- [TASK]:
Each line of the material below that holds the word "true" needs to be copied.

Data records
----

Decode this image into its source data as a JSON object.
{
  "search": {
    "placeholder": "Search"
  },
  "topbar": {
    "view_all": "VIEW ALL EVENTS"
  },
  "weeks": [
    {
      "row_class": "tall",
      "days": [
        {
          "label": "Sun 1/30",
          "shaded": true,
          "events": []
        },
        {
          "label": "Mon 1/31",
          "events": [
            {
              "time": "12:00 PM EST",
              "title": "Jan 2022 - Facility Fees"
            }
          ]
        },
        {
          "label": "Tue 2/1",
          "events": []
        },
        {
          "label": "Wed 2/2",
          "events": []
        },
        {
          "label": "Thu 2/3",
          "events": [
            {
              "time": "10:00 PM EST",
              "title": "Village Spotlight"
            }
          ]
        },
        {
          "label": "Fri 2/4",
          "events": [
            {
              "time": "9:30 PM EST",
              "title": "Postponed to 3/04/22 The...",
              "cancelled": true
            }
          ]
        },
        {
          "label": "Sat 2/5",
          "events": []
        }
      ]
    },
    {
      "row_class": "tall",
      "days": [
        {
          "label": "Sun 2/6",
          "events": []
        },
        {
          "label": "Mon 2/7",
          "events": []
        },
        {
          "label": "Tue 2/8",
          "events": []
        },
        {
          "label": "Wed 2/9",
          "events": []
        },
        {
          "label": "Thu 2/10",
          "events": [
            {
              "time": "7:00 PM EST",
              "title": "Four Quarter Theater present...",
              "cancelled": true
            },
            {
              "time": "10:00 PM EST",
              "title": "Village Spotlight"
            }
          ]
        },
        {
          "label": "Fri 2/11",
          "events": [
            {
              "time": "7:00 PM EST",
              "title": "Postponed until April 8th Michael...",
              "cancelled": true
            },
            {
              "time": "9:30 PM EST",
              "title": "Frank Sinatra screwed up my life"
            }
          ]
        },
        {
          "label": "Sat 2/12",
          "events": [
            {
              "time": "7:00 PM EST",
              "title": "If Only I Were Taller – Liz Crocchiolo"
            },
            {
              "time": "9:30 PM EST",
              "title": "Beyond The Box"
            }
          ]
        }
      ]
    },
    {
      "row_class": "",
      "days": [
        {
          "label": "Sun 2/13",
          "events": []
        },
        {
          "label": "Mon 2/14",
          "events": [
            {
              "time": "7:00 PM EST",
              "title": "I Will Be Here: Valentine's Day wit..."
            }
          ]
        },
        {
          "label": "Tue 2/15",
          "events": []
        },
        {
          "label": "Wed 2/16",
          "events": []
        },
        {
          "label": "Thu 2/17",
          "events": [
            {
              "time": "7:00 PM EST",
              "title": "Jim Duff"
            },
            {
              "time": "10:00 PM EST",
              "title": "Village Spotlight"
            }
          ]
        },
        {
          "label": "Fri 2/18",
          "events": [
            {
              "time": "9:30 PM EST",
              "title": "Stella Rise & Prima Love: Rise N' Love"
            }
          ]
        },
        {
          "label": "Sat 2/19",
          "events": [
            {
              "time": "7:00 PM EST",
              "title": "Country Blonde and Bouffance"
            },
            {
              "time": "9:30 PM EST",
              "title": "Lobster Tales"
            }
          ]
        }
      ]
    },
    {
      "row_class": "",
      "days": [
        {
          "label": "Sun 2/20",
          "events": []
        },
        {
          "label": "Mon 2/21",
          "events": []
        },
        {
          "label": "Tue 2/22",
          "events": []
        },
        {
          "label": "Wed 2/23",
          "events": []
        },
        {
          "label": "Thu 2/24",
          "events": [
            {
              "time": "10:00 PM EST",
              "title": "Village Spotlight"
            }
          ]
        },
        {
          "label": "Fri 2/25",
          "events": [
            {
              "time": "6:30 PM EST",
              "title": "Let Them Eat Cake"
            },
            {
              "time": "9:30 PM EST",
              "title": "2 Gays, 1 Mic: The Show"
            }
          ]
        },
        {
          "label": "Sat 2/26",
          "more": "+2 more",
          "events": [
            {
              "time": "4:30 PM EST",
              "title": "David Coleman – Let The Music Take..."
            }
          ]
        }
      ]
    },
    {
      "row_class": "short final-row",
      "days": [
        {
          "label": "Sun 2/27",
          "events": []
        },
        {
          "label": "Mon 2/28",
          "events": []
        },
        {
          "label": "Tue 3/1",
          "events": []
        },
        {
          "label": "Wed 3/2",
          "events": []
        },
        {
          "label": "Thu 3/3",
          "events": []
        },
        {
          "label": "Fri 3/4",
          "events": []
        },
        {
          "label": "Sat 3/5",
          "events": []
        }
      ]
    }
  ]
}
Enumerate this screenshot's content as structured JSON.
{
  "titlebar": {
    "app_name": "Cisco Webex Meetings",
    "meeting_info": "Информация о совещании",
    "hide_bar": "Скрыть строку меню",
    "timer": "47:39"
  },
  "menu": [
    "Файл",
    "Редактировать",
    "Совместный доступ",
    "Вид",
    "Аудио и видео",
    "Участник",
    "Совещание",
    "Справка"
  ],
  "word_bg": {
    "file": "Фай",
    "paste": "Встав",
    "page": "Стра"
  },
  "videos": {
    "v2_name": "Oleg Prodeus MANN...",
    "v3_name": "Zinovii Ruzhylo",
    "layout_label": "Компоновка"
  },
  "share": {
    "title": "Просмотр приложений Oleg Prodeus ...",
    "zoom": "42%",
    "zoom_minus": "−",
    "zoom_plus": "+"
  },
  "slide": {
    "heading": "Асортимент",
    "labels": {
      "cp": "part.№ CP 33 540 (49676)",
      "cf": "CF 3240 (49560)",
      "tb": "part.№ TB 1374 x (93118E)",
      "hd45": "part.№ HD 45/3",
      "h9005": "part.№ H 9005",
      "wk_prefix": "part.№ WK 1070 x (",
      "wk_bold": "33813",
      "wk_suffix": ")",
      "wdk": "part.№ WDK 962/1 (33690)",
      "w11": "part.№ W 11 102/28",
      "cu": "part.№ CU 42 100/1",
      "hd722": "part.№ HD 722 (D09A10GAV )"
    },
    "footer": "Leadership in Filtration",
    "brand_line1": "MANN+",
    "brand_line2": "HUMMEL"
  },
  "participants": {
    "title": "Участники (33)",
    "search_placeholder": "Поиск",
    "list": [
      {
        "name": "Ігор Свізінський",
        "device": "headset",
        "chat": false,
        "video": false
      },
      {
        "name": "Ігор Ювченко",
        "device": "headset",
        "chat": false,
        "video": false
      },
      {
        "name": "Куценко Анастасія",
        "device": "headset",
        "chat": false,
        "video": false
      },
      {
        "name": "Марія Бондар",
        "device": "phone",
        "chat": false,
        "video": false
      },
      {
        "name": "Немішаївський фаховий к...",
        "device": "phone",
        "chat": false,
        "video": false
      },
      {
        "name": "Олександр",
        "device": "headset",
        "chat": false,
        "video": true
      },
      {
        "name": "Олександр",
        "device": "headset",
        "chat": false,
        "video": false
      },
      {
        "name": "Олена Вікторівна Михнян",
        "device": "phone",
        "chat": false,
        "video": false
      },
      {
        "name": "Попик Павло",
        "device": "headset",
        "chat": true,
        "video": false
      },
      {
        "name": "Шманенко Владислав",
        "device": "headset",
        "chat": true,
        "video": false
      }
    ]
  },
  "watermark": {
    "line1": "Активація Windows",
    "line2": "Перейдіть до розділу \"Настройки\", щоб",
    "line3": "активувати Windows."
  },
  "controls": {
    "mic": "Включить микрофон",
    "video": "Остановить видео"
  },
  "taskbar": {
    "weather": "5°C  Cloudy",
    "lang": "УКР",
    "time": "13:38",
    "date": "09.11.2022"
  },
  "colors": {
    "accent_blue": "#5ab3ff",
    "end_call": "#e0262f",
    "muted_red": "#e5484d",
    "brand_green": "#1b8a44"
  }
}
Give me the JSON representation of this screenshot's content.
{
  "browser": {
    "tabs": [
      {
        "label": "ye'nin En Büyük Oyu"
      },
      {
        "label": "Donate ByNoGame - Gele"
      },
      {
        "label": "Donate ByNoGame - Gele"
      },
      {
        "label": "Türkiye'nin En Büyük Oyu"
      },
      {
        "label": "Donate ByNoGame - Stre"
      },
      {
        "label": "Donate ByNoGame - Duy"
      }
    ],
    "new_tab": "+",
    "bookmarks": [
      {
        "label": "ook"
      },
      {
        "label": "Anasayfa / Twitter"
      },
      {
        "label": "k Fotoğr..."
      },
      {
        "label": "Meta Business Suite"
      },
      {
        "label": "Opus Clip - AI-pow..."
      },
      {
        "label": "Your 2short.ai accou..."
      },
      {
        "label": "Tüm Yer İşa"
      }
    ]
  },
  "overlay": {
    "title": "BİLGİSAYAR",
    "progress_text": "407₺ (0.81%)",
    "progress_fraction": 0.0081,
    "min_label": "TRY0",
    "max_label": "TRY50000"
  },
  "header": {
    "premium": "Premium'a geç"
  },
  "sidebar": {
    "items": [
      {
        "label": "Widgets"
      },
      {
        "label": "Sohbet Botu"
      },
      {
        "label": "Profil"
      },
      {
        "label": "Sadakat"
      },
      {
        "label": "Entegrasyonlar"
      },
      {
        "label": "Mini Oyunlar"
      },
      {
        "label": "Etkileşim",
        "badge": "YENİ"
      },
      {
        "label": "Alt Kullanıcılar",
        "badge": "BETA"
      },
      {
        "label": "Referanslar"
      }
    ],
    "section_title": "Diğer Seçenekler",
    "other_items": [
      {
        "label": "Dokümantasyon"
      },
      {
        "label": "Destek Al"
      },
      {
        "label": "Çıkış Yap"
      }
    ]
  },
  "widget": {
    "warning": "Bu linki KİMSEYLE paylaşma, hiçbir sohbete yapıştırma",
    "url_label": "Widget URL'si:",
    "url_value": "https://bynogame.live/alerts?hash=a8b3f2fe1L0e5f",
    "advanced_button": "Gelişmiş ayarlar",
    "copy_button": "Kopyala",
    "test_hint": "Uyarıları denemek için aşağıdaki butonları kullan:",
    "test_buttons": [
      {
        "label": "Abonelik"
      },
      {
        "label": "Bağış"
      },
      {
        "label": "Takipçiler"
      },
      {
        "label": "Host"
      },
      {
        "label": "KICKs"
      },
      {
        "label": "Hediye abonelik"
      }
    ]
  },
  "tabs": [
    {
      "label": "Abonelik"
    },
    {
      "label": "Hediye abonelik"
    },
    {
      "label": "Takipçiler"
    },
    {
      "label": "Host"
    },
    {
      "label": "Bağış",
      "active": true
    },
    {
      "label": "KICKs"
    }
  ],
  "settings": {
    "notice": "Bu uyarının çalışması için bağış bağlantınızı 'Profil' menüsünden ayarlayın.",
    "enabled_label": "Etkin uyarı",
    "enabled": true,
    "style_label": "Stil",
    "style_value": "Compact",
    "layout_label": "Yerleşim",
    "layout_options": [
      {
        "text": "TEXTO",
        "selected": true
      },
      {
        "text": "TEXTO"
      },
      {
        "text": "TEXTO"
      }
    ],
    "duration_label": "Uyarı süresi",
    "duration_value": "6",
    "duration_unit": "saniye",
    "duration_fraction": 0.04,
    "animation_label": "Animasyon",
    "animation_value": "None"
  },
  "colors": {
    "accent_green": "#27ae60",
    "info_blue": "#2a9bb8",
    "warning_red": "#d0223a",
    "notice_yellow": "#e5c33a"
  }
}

----

- [THE ANSWER]:
          "shaded": true,
              "cancelled": true
              "cancelled": true
              "cancelled": true
        "video": true
        "chat": true,
        "chat": true,
      "active": true
    "enabled": true,
        "selected": true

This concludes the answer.